Every record should be written out exactly, please.

Collected data entries

/---

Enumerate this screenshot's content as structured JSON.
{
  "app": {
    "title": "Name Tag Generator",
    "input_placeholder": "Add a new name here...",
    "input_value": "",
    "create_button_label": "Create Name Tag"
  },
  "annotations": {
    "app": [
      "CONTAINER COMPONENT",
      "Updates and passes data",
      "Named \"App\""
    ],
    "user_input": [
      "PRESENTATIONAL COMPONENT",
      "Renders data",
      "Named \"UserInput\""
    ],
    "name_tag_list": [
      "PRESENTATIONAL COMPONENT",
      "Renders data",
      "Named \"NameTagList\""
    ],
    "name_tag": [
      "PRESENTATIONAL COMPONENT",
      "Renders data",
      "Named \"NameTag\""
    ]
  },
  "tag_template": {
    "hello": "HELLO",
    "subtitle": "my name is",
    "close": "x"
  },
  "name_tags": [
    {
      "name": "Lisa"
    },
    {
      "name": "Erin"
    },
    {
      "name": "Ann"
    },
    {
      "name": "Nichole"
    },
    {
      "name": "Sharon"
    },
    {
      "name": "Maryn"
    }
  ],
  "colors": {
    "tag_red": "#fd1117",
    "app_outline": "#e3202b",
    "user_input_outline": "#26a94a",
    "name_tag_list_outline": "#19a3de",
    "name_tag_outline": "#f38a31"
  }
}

\---

TASK OUTPUT –
Enumerate this screenshot's content as structured JSON.
{
  "app": {
    "title": "Name Tag Generator",
    "input_placeholder": "Add a new name here...",
    "input_value": "",
    "create_button_label": "Create Name Tag"
  },
  "annotations": {
    "app": [
      "CONTAINER COMPONENT",
      "Updates and passes data",
      "Named \"App\""
    ],
    "user_input": [
      "PRESENTATIONAL COMPONENT",
      "Renders data",
      "Named \"UserInput\""
    ],
    "name_tag_list": [
      "PRESENTATIONAL COMPONENT",
      "Renders data",
      "Named \"NameTagList\""
    ],
    "name_tag": [
      "PRESENTATIONAL COMPONENT",
      "Renders data",
      "Named \"NameTag\""
    ]
  },
  "tag_template": {
    "hello": "HELLO",
    "subtitle": "my name is",
    "close": "x"
  },
  "name_tags": [
    {
      "name": "Lisa"
    },
    {
      "name": "Erin"
    },
    {
      "name": "Ann"
    },
    {
      "name": "Nichole"
    },
    {
      "name": "Sharon"
    },
    {
      "name": "Maryn"
    }
  ],
  "colors": {
    "tag_red": "#fd1117",
    "app_outline": "#e3202b",
    "user_input_outline": "#26a94a",
    "name_tag_list_outline": "#19a3de",
    "name_tag_outline": "#f38a31"
  }
}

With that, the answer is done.